### What the exercise asks
Set down word for word the part of the passage on myeloid-derived suppressor cells that begins at the words "Background Myeloid-derived suppressor" and stops after "colorectal cancer (CRC).".

### Provided text
◇ ◇ ◇ ◇ ◇

Background Myeloid-derived suppressor cells (MDSCs) in the tumor microenvironment are potential therapeutic targets in immune checkpoint cancer therapy, particularly for cancers that are unresponsive to anti-PD-1 therapy. It has previously been demonstrated that trefoil factor family 2 (TFF2), a secreted anti-inflammatory peptide, can partially suppress MDSC expansion and activate tumor immunity through agonism of the CXCR4 receptor.1–3 We investigated whether a novel fusion protein, murine TFF2-murine serum albumin (mTFF2-MSA), has single agent activity and can improve on the therapeutic effects of anti-PD-1 in CT26.wt subcutaneous and CT26-Luciferase (CT26-Luc) orthotopic syngeneic mouse models of advanced colorectal cancer (CRC).

◇ ◇ ◇ ◇ ◇

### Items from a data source
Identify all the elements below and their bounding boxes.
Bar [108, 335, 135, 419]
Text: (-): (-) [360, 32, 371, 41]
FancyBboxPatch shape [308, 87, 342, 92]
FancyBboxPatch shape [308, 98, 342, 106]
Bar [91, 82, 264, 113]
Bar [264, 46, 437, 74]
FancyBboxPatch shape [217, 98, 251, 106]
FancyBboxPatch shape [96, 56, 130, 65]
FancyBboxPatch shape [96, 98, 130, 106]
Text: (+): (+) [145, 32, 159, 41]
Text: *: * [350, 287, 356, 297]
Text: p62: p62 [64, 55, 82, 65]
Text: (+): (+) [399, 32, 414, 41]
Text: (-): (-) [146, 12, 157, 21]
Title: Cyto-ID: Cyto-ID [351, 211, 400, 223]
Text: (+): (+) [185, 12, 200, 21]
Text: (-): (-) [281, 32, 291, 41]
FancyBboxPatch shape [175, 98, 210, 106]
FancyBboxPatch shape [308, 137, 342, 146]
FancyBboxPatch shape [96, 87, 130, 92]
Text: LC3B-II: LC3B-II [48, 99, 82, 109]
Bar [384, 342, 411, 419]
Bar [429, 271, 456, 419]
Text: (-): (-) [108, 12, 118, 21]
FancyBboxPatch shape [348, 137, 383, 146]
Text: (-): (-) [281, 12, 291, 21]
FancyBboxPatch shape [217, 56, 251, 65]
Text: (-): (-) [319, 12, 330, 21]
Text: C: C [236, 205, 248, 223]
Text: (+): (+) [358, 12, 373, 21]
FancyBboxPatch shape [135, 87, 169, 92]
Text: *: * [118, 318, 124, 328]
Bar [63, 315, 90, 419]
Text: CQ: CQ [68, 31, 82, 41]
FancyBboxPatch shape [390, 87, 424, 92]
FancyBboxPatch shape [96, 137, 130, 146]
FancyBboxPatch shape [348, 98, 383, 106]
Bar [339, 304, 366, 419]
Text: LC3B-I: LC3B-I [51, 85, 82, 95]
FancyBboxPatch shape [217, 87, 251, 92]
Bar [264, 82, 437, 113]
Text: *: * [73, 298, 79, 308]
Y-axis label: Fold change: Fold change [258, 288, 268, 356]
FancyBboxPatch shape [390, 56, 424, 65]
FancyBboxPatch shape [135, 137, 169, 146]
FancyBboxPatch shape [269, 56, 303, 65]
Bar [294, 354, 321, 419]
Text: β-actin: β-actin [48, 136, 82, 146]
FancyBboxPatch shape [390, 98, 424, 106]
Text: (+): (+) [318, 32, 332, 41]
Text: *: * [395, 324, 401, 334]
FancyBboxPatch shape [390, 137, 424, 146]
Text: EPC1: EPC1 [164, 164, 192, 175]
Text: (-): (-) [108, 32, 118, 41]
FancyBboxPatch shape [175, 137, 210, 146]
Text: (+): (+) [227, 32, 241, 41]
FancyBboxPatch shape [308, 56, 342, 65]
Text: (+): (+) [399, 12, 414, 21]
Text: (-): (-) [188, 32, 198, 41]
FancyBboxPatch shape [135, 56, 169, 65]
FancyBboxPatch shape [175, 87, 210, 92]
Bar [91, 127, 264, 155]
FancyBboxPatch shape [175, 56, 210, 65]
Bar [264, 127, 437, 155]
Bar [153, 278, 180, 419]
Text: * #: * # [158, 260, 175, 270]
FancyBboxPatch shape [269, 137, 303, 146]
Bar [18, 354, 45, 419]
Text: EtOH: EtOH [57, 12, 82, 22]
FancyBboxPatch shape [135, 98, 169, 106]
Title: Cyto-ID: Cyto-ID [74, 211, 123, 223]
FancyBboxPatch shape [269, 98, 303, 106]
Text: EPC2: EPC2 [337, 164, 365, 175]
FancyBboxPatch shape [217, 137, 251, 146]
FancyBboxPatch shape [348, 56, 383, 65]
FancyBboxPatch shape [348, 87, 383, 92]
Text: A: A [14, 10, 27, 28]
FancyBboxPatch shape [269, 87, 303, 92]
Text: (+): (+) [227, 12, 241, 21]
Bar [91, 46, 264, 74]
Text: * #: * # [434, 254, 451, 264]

◇ ◇ ◇ ◇ ◇

### Finished task
Background Myeloid-derived suppressor cells (MDSCs) in the tumor microenvironment are potential therapeutic targets in immune checkpoint cancer therapy, particularly for cancers that are unresponsive to anti-PD-1 therapy. It has previously been demonstrated that trefoil factor family 2 (TFF2), a secreted anti-inflammatory peptide, can partially suppress MDSC expansion and activate tumor immunity through agonism of the CXCR4 receptor.1–3 We investigated whether a novel fusion protein, murine TFF2-murine serum albumin (mTFF2-MSA), has single agent activity and can improve on the therapeutic effects of anti-PD-1 in CT26.wt subcutaneous and CT26-Luciferase (CT26-Luc) orthotopic syngeneic mouse models of advanced colorectal cancer (CRC).